▶ Challenge
State how many lines of the listing below include the word "lade". Give only the number.

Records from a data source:
-=-=-

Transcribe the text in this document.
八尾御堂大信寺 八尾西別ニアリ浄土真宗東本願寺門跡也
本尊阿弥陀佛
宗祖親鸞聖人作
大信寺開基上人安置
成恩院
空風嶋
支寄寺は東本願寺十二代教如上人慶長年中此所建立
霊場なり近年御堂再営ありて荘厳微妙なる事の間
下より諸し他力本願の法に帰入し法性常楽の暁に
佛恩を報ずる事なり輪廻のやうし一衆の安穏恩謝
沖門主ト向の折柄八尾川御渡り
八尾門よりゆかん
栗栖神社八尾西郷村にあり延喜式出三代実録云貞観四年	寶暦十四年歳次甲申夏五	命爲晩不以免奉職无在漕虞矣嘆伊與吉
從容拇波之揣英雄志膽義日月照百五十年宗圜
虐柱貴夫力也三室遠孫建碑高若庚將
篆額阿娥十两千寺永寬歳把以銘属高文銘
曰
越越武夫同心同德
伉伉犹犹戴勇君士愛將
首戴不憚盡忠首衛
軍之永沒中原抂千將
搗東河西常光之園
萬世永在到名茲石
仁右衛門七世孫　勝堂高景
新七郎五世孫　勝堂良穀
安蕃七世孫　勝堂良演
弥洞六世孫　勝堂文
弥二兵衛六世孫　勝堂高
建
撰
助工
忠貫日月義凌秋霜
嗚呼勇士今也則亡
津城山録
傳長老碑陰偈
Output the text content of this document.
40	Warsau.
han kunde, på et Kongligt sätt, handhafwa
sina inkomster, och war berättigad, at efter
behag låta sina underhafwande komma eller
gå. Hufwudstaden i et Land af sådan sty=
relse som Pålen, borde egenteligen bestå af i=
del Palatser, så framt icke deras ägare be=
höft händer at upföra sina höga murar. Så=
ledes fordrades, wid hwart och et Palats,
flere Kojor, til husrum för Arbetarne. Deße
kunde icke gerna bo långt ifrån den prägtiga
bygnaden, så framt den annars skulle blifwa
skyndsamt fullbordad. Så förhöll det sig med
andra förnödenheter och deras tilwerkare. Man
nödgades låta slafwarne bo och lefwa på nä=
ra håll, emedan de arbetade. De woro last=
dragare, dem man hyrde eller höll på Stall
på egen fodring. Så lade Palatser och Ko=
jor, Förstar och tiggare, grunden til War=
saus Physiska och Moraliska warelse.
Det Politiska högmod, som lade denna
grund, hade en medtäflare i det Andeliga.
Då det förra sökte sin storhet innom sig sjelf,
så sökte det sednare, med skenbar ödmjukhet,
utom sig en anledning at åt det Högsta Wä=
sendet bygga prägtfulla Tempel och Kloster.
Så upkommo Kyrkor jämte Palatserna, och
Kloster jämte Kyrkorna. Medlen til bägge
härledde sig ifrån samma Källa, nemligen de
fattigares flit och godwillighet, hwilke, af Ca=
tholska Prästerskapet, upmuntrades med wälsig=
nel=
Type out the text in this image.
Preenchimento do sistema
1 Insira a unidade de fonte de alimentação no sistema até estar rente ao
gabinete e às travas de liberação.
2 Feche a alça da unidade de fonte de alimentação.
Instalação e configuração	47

-=-=-

▶ Response to this task
2